↓↓↓

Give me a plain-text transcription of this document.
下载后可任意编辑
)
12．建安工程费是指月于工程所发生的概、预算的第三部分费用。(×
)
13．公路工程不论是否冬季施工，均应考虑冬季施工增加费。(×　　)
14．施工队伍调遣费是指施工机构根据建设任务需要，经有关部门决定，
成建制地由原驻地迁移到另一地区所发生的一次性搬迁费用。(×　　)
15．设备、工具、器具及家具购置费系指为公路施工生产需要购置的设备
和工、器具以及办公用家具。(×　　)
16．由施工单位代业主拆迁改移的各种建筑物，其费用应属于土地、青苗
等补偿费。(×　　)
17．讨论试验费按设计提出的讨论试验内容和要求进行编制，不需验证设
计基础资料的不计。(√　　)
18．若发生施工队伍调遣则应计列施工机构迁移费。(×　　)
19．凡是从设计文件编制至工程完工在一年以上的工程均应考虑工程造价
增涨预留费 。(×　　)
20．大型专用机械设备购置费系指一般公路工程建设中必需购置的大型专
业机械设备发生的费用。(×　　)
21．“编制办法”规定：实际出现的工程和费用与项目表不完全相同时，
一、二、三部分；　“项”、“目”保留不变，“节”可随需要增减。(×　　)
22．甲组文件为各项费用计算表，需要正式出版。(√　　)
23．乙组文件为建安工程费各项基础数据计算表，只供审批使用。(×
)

↑↑↑

Write out every entry exactly as given.

Give me a plain-text transcription of this document.
下载后可任意编辑
)
12．建安工程费是指月于工程所发生的概、预算的第三部分费用。(×
)
13．公路工程不论是否冬季施工，均应考虑冬季施工增加费。(×　　)
14．施工队伍调遣费是指施工机构根据建设任务需要，经有关部门决定，
成建制地由原驻地迁移到另一地区所发生的一次性搬迁费用。(×　　)
15．设备、工具、器具及家具购置费系指为公路施工生产需要购置的设备
和工、器具以及办公用家具。(×　　)
16．由施工单位代业主拆迁改移的各种建筑物，其费用应属于土地、青苗
等补偿费。(×　　)
17．讨论试验费按设计提出的讨论试验内容和要求进行编制，不需验证设
计基础资料的不计。(√　　)
18．若发生施工队伍调遣则应计列施工机构迁移费。(×　　)
19．凡是从设计文件编制至工程完工在一年以上的工程均应考虑工程造价
增涨预留费 。(×　　)
20．大型专用机械设备购置费系指一般公路工程建设中必需购置的大型专
业机械设备发生的费用。(×　　)
21．“编制办法”规定：实际出现的工程和费用与项目表不完全相同时，
一、二、三部分；　“项”、“目”保留不变，“节”可随需要增减。(×　　)
22．甲组文件为各项费用计算表，需要正式出版。(√　　)
23．乙组文件为建安工程费各项基础数据计算表，只供审批使用。(×
)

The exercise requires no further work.